▸ Excerpted records
- - -

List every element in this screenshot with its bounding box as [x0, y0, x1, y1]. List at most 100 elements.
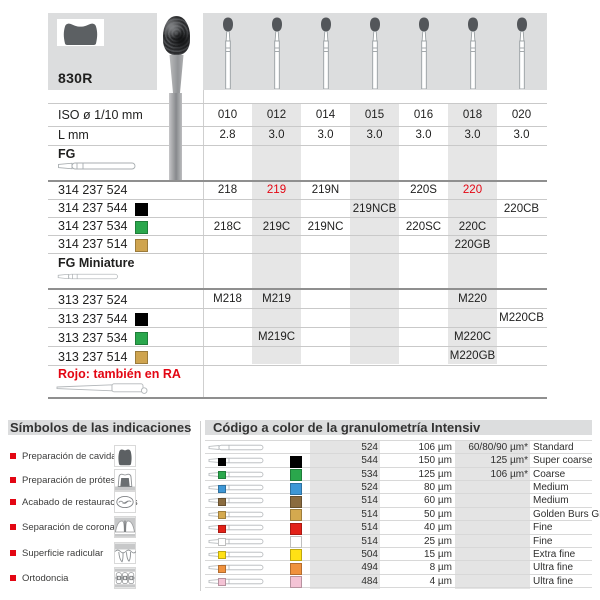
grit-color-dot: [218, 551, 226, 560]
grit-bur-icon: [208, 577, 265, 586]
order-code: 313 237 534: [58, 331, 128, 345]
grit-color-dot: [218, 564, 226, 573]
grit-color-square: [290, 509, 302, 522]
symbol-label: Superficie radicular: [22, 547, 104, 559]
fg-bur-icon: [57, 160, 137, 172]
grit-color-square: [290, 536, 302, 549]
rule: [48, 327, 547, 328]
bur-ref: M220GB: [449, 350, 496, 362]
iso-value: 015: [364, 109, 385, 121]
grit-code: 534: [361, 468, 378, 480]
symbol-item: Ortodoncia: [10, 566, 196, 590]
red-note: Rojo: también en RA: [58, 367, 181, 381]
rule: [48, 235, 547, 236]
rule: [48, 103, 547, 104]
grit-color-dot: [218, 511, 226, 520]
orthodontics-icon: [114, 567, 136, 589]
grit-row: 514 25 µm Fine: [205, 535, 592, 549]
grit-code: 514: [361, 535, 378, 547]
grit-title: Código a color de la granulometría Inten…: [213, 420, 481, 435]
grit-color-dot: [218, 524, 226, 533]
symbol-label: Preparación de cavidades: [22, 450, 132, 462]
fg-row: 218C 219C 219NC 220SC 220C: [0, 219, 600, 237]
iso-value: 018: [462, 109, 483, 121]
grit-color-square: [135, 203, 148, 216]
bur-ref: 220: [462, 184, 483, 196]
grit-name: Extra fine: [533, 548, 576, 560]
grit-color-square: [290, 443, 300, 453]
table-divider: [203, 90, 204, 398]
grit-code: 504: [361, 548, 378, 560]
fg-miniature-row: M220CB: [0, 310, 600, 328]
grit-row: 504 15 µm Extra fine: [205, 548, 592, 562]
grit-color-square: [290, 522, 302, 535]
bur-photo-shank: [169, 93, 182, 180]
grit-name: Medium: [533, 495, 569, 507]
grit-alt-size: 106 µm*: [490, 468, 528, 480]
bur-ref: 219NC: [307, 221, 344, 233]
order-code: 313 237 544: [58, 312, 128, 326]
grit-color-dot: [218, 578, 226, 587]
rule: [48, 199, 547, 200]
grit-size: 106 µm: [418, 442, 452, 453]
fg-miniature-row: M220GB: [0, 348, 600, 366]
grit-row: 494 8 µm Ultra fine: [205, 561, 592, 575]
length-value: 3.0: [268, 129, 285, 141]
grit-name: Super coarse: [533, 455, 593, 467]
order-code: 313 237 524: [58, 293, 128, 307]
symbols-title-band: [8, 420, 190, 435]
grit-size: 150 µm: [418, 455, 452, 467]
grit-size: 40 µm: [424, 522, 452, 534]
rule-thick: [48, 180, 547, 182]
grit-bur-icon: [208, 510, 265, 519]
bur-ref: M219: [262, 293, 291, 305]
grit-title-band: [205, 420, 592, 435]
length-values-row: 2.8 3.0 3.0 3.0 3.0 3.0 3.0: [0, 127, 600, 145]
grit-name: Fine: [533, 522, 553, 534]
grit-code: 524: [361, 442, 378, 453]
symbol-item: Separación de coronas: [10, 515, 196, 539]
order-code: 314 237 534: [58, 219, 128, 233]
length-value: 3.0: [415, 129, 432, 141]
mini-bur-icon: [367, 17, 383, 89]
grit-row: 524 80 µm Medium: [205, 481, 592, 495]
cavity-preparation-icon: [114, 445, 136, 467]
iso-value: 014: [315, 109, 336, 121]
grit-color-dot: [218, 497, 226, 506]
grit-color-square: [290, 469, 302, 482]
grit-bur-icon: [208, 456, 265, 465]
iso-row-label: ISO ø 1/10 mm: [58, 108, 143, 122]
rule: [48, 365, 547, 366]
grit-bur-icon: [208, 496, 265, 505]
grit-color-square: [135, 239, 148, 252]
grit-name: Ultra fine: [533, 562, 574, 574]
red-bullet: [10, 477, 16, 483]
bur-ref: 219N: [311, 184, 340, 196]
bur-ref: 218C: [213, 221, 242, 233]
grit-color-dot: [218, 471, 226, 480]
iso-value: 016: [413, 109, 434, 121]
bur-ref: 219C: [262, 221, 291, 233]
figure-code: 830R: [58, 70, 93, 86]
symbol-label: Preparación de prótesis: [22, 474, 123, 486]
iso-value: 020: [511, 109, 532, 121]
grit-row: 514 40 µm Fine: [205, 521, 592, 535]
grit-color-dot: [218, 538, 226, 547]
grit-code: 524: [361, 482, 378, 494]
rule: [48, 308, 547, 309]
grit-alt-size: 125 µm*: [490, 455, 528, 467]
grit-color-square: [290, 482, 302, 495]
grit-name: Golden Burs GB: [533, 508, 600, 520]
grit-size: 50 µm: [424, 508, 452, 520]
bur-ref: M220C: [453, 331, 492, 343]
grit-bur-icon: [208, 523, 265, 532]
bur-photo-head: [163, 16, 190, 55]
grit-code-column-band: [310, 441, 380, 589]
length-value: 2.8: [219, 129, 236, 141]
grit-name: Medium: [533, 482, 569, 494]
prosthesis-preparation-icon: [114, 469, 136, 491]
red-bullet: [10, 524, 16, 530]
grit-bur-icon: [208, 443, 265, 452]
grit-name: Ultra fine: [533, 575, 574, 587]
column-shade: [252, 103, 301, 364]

- - -

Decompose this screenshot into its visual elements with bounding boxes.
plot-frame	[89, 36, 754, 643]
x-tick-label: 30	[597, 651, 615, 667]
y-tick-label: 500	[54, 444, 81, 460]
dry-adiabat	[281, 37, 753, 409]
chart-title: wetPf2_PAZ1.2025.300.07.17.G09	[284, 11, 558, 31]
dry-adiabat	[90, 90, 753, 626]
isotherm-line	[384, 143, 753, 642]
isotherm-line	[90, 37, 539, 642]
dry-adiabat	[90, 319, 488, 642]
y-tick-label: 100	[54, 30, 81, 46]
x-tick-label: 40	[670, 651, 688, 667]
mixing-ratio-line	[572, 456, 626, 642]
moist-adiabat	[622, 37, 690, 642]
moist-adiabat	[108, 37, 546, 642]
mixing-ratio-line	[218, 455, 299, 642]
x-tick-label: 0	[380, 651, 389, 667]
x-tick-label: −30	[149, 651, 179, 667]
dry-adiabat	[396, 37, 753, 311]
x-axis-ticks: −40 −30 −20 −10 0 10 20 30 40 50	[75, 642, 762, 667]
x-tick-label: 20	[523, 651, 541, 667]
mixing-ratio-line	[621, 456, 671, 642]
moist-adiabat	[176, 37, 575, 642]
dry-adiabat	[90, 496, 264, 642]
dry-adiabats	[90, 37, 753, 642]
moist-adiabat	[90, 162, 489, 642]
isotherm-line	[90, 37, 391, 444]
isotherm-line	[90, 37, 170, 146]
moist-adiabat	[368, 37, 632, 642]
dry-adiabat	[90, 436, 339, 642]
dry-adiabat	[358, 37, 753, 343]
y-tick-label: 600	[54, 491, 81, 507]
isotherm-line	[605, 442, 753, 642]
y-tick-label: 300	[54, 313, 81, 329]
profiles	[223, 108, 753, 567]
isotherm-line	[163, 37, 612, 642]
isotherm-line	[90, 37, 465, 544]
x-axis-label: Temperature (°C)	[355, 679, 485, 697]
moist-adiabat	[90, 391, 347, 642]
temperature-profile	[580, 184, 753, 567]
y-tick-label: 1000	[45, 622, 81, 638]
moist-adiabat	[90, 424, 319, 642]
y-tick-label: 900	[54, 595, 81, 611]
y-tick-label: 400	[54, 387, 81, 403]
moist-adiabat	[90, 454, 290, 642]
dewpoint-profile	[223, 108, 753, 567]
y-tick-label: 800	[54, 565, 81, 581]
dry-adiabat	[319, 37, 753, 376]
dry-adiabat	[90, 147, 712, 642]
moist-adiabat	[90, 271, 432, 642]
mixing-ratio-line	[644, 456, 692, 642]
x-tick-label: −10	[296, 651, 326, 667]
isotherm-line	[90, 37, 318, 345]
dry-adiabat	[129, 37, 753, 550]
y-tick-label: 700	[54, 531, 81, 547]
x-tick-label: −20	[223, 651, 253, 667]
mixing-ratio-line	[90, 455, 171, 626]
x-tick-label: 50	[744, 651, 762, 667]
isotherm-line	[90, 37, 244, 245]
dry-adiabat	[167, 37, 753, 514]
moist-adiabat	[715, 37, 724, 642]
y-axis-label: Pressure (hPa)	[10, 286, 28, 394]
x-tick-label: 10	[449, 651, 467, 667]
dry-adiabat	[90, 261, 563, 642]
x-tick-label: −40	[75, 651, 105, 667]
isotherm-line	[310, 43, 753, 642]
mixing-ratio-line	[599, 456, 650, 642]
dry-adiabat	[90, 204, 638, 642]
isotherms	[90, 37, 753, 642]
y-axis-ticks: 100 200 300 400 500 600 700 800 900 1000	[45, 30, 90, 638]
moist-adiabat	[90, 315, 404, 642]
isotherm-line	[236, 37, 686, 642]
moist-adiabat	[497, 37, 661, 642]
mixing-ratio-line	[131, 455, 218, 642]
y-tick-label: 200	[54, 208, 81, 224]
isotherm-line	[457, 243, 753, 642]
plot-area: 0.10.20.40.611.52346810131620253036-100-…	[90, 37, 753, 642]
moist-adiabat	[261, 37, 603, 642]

- - -

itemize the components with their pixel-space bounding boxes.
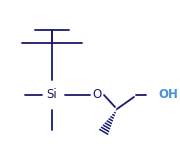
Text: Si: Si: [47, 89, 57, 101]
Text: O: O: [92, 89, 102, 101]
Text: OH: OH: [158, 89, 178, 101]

- - -

▸ The task
Rewrite everything from the line containing "itemize the components" down to the line containing "Text: OH: OH: [158, 89, 178, 101]", putting "parts" in place of "components" and keeping every other part of the entries identical. Leave the pictures out of your answer.

▸ Output below
itemize the parts with their pixel-space bounding boxes.
Text: Si: Si: [47, 89, 57, 101]
Text: O: O: [92, 89, 102, 101]
Text: OH: OH: [158, 89, 178, 101]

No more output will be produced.